Below are some records; work out how many of their lines contain "hello" and give the number only.

[Dataset entries]
▬▬▬▬▬▬▬▬▬▬
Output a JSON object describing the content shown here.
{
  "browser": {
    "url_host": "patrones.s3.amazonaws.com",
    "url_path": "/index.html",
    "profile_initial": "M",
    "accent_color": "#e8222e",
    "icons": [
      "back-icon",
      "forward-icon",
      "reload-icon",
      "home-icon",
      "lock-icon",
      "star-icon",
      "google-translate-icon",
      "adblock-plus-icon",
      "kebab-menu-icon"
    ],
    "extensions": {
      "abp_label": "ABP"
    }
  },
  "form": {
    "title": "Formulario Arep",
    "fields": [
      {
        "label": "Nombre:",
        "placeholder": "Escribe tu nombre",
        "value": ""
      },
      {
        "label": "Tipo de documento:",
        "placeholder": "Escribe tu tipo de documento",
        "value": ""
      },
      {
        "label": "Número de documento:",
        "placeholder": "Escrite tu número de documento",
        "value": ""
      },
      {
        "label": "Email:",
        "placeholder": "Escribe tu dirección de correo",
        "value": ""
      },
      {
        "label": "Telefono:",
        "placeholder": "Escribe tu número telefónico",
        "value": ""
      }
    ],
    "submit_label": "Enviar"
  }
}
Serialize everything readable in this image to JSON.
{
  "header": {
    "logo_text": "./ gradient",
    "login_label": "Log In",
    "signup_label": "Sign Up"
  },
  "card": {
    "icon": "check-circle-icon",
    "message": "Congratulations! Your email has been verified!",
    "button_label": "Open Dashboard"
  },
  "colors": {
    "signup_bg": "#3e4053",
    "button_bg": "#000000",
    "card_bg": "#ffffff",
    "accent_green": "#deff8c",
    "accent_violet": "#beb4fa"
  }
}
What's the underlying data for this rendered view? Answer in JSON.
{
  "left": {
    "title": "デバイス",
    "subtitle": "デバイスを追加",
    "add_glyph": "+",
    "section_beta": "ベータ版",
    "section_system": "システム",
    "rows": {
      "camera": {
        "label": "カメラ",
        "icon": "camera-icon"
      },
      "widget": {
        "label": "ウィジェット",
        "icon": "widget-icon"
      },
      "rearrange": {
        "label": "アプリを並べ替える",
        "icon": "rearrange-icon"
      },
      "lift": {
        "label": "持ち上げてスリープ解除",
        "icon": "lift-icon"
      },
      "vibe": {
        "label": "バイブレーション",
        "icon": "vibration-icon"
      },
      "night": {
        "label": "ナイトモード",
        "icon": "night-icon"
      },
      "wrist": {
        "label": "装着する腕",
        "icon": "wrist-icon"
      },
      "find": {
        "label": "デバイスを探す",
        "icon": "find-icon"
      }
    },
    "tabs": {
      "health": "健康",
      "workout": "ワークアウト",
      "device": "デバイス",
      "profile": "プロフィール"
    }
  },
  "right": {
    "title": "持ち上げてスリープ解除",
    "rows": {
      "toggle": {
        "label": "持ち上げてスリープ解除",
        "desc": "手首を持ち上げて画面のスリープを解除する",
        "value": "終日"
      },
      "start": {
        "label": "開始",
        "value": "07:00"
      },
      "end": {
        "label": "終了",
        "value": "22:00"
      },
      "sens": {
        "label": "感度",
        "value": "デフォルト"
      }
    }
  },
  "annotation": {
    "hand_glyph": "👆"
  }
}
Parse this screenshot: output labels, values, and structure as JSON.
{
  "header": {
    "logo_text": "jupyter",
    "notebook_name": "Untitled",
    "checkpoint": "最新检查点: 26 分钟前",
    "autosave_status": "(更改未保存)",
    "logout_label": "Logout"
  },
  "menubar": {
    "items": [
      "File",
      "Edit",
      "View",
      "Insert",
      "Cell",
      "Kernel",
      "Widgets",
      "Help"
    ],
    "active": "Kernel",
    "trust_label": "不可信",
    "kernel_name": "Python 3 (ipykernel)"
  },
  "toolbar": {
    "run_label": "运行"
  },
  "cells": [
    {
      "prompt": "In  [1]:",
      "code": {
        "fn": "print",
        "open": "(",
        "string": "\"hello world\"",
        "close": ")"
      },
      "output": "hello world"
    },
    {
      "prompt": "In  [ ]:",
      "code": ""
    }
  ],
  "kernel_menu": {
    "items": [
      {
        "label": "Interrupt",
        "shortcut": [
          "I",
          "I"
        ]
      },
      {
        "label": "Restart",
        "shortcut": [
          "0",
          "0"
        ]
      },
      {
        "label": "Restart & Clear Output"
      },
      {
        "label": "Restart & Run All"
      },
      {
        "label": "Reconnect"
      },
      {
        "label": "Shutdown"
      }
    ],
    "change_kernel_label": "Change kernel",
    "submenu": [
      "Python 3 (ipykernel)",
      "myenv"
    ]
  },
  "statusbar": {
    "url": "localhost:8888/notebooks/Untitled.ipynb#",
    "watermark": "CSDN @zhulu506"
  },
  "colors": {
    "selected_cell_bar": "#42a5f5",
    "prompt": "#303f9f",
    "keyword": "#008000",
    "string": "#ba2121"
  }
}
▬▬▬▬▬▬▬▬▬▬
RESPONSE TO THIS TASK: 2